> [WHAT YOU NEED TO DO]:
Report only the number of lines holding "transparent".

> [RECORDS SUPPLIED]:
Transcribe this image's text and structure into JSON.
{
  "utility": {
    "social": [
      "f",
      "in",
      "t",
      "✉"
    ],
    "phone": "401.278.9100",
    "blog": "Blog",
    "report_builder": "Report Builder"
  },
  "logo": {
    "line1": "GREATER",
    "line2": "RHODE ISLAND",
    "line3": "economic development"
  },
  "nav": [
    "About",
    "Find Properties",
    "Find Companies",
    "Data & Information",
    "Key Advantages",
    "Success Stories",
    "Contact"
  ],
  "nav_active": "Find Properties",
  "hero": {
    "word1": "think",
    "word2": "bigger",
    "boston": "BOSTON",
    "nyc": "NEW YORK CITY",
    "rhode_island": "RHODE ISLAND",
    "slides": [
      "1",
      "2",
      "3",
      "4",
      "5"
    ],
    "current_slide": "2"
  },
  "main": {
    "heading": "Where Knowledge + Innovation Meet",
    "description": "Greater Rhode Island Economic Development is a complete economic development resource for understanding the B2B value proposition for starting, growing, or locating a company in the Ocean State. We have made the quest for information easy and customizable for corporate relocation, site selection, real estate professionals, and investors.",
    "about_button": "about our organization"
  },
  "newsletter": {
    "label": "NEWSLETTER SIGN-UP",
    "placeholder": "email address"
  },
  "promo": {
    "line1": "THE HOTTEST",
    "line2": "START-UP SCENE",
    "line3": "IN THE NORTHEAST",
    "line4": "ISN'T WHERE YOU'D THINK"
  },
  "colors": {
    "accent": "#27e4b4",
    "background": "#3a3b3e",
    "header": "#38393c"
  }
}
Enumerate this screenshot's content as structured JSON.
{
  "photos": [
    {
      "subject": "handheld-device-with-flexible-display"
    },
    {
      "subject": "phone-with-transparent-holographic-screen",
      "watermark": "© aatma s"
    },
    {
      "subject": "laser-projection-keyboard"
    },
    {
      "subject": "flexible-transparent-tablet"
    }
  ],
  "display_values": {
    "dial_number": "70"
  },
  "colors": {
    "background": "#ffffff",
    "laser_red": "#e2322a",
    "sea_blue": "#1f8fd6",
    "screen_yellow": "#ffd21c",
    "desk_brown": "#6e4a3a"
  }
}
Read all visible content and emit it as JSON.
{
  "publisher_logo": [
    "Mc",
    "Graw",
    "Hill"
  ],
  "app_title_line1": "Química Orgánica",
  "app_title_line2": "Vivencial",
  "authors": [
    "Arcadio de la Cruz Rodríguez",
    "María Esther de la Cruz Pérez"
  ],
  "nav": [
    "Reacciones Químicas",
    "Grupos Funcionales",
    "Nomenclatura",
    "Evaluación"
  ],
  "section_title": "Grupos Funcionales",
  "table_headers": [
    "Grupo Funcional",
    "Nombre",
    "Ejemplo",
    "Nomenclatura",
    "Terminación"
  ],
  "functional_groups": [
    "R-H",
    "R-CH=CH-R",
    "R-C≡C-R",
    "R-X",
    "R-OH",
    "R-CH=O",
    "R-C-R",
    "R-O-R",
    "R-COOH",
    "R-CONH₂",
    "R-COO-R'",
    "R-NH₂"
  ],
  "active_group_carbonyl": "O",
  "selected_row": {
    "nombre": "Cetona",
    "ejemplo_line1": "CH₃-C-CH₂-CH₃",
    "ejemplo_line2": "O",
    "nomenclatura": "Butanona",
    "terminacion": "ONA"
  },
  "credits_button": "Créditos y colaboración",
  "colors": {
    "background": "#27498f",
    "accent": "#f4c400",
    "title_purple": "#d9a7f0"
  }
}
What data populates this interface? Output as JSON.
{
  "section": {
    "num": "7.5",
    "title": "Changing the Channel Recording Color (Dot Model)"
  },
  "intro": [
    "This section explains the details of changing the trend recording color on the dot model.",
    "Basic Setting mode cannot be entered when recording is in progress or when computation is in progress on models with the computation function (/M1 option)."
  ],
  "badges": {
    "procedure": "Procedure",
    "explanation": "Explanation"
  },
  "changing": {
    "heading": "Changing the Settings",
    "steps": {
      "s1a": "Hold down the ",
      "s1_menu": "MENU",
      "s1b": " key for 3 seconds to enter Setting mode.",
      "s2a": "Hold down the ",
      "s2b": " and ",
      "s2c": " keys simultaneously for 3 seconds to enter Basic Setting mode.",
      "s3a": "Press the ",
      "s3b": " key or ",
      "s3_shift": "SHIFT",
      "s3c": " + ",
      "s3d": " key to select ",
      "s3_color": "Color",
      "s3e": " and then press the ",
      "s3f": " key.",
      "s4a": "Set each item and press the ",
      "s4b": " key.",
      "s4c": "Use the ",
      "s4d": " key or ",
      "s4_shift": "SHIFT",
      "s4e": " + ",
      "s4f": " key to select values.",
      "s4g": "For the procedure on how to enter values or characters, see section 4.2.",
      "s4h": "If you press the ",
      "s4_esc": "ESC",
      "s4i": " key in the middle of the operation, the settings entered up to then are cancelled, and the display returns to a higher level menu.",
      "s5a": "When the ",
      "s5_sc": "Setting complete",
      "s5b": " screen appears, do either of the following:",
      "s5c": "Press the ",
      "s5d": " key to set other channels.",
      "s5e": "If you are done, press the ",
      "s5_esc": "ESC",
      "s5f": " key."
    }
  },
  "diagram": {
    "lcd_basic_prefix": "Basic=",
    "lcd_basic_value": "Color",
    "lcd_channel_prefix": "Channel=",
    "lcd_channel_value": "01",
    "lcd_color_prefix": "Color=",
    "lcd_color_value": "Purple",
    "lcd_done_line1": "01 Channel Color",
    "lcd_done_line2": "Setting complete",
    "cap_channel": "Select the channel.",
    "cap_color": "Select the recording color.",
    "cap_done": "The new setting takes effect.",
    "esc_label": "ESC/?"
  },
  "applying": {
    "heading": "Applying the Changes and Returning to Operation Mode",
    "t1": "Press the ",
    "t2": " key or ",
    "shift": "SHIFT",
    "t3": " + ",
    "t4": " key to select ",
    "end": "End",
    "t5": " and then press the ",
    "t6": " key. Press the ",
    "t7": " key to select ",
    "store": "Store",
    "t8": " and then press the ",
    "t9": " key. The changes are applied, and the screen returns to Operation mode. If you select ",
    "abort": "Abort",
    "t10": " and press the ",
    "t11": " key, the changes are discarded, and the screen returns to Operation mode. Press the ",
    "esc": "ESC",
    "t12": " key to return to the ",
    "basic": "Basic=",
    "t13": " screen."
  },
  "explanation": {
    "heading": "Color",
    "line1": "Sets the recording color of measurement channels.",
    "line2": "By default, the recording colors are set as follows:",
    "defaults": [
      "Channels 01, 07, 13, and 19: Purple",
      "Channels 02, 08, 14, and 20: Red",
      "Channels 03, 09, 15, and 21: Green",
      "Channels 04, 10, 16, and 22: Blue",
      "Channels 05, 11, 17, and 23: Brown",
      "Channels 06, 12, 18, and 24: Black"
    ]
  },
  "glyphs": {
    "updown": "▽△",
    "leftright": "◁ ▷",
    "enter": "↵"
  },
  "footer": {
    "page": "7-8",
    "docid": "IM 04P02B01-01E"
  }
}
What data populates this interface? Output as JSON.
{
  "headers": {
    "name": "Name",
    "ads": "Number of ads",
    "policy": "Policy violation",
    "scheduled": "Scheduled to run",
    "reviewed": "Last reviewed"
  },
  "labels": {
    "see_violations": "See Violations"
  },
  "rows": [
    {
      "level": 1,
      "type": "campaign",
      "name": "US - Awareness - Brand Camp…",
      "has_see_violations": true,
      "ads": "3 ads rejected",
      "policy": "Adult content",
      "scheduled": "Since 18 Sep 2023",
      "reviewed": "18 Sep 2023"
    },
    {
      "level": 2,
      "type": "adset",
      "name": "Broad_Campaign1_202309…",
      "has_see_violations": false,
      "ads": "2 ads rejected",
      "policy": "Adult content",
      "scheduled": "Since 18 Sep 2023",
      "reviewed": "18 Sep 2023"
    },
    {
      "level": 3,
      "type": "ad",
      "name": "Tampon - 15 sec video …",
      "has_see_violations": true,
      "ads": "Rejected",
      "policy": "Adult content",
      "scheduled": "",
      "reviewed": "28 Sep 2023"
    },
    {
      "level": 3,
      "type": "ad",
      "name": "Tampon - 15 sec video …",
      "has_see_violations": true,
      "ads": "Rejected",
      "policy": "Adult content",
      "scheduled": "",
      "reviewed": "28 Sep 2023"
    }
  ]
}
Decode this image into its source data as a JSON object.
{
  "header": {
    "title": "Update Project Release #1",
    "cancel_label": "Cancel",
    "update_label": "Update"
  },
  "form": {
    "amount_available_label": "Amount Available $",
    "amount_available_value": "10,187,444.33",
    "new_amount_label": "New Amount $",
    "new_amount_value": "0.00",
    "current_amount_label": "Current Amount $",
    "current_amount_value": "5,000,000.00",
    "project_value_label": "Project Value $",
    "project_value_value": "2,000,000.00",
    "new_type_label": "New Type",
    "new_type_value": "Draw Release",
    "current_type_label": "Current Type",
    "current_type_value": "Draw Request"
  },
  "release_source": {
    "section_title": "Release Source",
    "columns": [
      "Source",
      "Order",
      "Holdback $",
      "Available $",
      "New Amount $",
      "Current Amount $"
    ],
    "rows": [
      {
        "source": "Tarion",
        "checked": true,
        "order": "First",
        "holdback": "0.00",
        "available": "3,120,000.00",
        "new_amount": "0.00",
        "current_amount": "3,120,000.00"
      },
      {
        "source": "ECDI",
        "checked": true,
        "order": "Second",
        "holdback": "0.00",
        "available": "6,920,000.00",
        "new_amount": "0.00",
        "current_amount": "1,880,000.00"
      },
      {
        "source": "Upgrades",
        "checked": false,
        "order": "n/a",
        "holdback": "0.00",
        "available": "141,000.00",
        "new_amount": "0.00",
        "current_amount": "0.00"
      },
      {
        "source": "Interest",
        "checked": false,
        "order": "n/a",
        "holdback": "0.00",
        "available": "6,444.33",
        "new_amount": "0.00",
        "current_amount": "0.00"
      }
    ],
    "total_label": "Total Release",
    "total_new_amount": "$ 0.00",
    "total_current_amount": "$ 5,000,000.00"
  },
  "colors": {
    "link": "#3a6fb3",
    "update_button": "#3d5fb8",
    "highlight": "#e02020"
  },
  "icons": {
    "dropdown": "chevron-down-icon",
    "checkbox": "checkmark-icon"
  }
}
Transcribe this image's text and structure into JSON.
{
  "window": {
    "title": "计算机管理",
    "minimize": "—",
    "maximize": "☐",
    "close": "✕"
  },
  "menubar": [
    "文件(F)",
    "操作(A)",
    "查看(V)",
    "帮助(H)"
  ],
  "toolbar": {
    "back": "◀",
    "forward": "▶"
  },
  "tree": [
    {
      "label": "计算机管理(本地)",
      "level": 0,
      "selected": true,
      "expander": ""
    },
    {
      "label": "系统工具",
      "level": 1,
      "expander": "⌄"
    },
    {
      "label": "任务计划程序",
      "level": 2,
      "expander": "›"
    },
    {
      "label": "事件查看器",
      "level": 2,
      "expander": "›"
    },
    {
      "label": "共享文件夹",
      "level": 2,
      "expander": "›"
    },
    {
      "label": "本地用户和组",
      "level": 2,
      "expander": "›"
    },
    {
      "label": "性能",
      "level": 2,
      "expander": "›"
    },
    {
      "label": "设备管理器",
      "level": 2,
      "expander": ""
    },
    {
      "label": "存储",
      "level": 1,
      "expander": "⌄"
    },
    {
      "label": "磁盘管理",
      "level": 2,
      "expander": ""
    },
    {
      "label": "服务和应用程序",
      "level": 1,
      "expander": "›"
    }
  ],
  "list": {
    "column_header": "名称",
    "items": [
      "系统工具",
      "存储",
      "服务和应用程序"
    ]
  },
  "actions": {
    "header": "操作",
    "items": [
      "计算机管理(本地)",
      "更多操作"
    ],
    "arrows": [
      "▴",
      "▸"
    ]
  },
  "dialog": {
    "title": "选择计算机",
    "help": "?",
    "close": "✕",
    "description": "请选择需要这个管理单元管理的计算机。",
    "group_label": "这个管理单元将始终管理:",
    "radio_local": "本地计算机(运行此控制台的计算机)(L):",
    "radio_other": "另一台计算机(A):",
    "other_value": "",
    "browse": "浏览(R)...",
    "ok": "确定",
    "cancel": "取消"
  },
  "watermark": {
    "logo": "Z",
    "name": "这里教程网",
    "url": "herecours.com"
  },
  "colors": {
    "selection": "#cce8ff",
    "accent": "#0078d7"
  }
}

> [CORRECT RESPONSE]:
2